--- Begin Supplied entries ---
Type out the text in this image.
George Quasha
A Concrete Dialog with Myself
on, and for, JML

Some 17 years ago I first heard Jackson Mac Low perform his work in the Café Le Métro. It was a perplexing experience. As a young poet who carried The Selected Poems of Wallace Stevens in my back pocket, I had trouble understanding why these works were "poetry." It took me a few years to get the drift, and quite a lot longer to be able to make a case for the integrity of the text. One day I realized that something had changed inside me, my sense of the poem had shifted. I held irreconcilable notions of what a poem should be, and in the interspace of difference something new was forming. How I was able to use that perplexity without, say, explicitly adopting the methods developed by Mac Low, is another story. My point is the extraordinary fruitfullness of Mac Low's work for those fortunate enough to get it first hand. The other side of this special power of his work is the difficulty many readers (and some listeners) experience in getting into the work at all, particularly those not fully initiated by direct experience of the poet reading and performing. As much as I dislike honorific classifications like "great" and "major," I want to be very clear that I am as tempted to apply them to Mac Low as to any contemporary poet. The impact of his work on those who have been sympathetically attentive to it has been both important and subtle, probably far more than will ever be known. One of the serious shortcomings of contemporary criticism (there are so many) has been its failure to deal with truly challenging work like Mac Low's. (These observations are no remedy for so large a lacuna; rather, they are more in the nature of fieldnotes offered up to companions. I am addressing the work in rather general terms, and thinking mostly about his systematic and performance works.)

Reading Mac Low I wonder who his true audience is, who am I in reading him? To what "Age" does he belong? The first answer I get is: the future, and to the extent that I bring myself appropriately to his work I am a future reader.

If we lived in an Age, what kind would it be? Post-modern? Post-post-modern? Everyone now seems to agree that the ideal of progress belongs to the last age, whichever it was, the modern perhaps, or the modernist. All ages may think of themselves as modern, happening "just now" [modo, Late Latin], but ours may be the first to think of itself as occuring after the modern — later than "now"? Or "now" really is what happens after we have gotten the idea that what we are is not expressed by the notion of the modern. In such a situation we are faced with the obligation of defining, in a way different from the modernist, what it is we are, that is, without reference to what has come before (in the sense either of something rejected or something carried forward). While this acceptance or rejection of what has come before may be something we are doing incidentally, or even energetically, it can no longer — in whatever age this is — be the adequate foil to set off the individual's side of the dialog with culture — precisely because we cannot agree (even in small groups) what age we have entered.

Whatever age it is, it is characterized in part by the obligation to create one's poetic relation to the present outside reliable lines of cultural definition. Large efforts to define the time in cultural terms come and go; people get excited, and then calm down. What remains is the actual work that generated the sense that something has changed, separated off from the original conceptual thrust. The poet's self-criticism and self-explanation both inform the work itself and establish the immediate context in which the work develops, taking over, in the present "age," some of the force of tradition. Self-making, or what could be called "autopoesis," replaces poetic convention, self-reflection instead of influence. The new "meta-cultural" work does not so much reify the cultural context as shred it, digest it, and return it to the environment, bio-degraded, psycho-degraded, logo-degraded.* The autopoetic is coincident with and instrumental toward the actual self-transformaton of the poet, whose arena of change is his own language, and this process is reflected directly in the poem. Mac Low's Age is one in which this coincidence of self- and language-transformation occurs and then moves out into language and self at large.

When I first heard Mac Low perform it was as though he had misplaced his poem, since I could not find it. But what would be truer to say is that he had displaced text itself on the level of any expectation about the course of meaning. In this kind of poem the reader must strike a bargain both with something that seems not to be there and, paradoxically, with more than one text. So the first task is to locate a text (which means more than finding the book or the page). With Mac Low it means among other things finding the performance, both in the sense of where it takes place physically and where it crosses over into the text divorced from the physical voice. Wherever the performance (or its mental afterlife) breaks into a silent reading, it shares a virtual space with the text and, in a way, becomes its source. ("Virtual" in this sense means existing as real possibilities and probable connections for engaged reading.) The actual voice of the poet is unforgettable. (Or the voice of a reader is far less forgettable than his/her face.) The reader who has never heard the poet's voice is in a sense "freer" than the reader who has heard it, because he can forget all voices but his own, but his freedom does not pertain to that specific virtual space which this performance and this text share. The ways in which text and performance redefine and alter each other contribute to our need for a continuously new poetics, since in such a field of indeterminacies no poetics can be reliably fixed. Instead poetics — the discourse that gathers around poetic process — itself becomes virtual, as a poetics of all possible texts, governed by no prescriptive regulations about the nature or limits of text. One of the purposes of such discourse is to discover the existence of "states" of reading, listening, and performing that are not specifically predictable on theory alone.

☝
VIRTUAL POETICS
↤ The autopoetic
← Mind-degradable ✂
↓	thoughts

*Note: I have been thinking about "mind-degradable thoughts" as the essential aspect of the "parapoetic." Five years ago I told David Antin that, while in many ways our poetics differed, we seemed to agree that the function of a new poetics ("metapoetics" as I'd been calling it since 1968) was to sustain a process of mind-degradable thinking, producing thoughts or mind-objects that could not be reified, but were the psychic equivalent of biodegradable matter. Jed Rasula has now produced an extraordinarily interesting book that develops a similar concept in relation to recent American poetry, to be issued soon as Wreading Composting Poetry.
--- End Supplied entries ---
### Task description
Repeat the data above exactly.

### Written answer
Type out the text in this image.
George Quasha
A Concrete Dialog with Myself
on, and for, JML

Some 17 years ago I first heard Jackson Mac Low perform his work in the Café Le Métro. It was a perplexing experience. As a young poet who carried The Selected Poems of Wallace Stevens in my back pocket, I had trouble understanding why these works were "poetry." It took me a few years to get the drift, and quite a lot longer to be able to make a case for the integrity of the text. One day I realized that something had changed inside me, my sense of the poem had shifted. I held irreconcilable notions of what a poem should be, and in the interspace of difference something new was forming. How I was able to use that perplexity without, say, explicitly adopting the methods developed by Mac Low, is another story. My point is the extraordinary fruitfullness of Mac Low's work for those fortunate enough to get it first hand. The other side of this special power of his work is the difficulty many readers (and some listeners) experience in getting into the work at all, particularly those not fully initiated by direct experience of the poet reading and performing. As much as I dislike honorific classifications like "great" and "major," I want to be very clear that I am as tempted to apply them to Mac Low as to any contemporary poet. The impact of his work on those who have been sympathetically attentive to it has been both important and subtle, probably far more than will ever be known. One of the serious shortcomings of contemporary criticism (there are so many) has been its failure to deal with truly challenging work like Mac Low's. (These observations are no remedy for so large a lacuna; rather, they are more in the nature of fieldnotes offered up to companions. I am addressing the work in rather general terms, and thinking mostly about his systematic and performance works.)

Reading Mac Low I wonder who his true audience is, who am I in reading him? To what "Age" does he belong? The first answer I get is: the future, and to the extent that I bring myself appropriately to his work I am a future reader.

If we lived in an Age, what kind would it be? Post-modern? Post-post-modern? Everyone now seems to agree that the ideal of progress belongs to the last age, whichever it was, the modern perhaps, or the modernist. All ages may think of themselves as modern, happening "just now" [modo, Late Latin], but ours may be the first to think of itself as occuring after the modern — later than "now"? Or "now" really is what happens after we have gotten the idea that what we are is not expressed by the notion of the modern. In such a situation we are faced with the obligation of defining, in a way different from the modernist, what it is we are, that is, without reference to what has come before (in the sense either of something rejected or something carried forward). While this acceptance or rejection of what has come before may be something we are doing incidentally, or even energetically, it can no longer — in whatever age this is — be the adequate foil to set off the individual's side of the dialog with culture — precisely because we cannot agree (even in small groups) what age we have entered.

Whatever age it is, it is characterized in part by the obligation to create one's poetic relation to the present outside reliable lines of cultural definition. Large efforts to define the time in cultural terms come and go; people get excited, and then calm down. What remains is the actual work that generated the sense that something has changed, separated off from the original conceptual thrust. The poet's self-criticism and self-explanation both inform the work itself and establish the immediate context in which the work develops, taking over, in the present "age," some of the force of tradition. Self-making, or what could be called "autopoesis," replaces poetic convention, self-reflection instead of influence. The new "meta-cultural" work does not so much reify the cultural context as shred it, digest it, and return it to the environment, bio-degraded, psycho-degraded, logo-degraded.* The autopoetic is coincident with and instrumental toward the actual self-transformaton of the poet, whose arena of change is his own language, and this process is reflected directly in the poem. Mac Low's Age is one in which this coincidence of self- and language-transformation occurs and then moves out into language and self at large.

When I first heard Mac Low perform it was as though he had misplaced his poem, since I could not find it. But what would be truer to say is that he had displaced text itself on the level of any expectation about the course of meaning. In this kind of poem the reader must strike a bargain both with something that seems not to be there and, paradoxically, with more than one text. So the first task is to locate a text (which means more than finding the book or the page). With Mac Low it means among other things finding the performance, both in the sense of where it takes place physically and where it crosses over into the text divorced from the physical voice. Wherever the performance (or its mental afterlife) breaks into a silent reading, it shares a virtual space with the text and, in a way, becomes its source. ("Virtual" in this sense means existing as real possibilities and probable connections for engaged reading.) The actual voice of the poet is unforgettable. (Or the voice of a reader is far less forgettable than his/her face.) The reader who has never heard the poet's voice is in a sense "freer" than the reader who has heard it, because he can forget all voices but his own, but his freedom does not pertain to that specific virtual space which this performance and this text share. The ways in which text and performance redefine and alter each other contribute to our need for a continuously new poetics, since in such a field of indeterminacies no poetics can be reliably fixed. Instead poetics — the discourse that gathers around poetic process — itself becomes virtual, as a poetics of all possible texts, governed by no prescriptive regulations about the nature or limits of text. One of the purposes of such discourse is to discover the existence of "states" of reading, listening, and performing that are not specifically predictable on theory alone.

☝
VIRTUAL POETICS
↤ The autopoetic
← Mind-degradable ✂
↓	thoughts

*Note: I have been thinking about "mind-degradable thoughts" as the essential aspect of the "parapoetic." Five years ago I told David Antin that, while in many ways our poetics differed, we seemed to agree that the function of a new poetics ("metapoetics" as I'd been calling it since 1968) was to sustain a process of mind-degradable thinking, producing thoughts or mind-objects that could not be reified, but were the psychic equivalent of biodegradable matter. Jed Rasula has now produced an extraordinarily interesting book that develops a similar concept in relation to recent American poetry, to be issued soon as Wreading Composting Poetry.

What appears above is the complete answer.